▸ Instruction
The entries below should be transcribed in their entirety, exactly as written.

▸ Excerpted data
------------------------

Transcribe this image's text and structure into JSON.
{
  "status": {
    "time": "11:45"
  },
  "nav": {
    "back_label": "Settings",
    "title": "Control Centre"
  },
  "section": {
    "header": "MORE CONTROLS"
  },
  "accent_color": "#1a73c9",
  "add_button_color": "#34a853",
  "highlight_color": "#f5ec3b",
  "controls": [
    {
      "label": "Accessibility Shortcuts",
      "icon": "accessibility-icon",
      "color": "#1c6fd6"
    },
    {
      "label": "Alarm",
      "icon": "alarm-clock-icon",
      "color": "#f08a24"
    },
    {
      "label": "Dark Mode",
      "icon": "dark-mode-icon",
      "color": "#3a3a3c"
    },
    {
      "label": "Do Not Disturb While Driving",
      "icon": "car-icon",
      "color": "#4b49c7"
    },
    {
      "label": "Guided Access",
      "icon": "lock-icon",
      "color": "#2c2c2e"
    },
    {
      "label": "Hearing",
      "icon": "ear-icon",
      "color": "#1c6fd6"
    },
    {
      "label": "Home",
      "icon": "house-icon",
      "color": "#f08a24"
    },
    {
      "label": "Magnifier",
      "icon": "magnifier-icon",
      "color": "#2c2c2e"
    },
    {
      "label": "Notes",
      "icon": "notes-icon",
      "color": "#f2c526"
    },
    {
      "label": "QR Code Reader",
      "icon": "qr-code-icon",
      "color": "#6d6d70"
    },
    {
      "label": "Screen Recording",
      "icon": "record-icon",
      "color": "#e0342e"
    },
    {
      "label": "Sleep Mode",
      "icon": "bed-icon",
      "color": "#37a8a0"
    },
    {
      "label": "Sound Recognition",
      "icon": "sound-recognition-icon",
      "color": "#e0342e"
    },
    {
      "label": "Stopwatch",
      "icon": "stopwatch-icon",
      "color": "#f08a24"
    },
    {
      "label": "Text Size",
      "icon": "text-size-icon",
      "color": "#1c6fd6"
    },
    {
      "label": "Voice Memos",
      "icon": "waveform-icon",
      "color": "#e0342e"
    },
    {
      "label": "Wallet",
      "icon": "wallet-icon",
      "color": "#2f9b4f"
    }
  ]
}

------------------------

▸ Task answer
Transcribe this image's text and structure into JSON.
{
  "status": {
    "time": "11:45"
  },
  "nav": {
    "back_label": "Settings",
    "title": "Control Centre"
  },
  "section": {
    "header": "MORE CONTROLS"
  },
  "accent_color": "#1a73c9",
  "add_button_color": "#34a853",
  "highlight_color": "#f5ec3b",
  "controls": [
    {
      "label": "Accessibility Shortcuts",
      "icon": "accessibility-icon",
      "color": "#1c6fd6"
    },
    {
      "label": "Alarm",
      "icon": "alarm-clock-icon",
      "color": "#f08a24"
    },
    {
      "label": "Dark Mode",
      "icon": "dark-mode-icon",
      "color": "#3a3a3c"
    },
    {
      "label": "Do Not Disturb While Driving",
      "icon": "car-icon",
      "color": "#4b49c7"
    },
    {
      "label": "Guided Access",
      "icon": "lock-icon",
      "color": "#2c2c2e"
    },
    {
      "label": "Hearing",
      "icon": "ear-icon",
      "color": "#1c6fd6"
    },
    {
      "label": "Home",
      "icon": "house-icon",
      "color": "#f08a24"
    },
    {
      "label": "Magnifier",
      "icon": "magnifier-icon",
      "color": "#2c2c2e"
    },
    {
      "label": "Notes",
      "icon": "notes-icon",
      "color": "#f2c526"
    },
    {
      "label": "QR Code Reader",
      "icon": "qr-code-icon",
      "color": "#6d6d70"
    },
    {
      "label": "Screen Recording",
      "icon": "record-icon",
      "color": "#e0342e"
    },
    {
      "label": "Sleep Mode",
      "icon": "bed-icon",
      "color": "#37a8a0"
    },
    {
      "label": "Sound Recognition",
      "icon": "sound-recognition-icon",
      "color": "#e0342e"
    },
    {
      "label": "Stopwatch",
      "icon": "stopwatch-icon",
      "color": "#f08a24"
    },
    {
      "label": "Text Size",
      "icon": "text-size-icon",
      "color": "#1c6fd6"
    },
    {
      "label": "Voice Memos",
      "icon": "waveform-icon",
      "color": "#e0342e"
    },
    {
      "label": "Wallet",
      "icon": "wallet-icon",
      "color": "#2f9b4f"
    }
  ]
}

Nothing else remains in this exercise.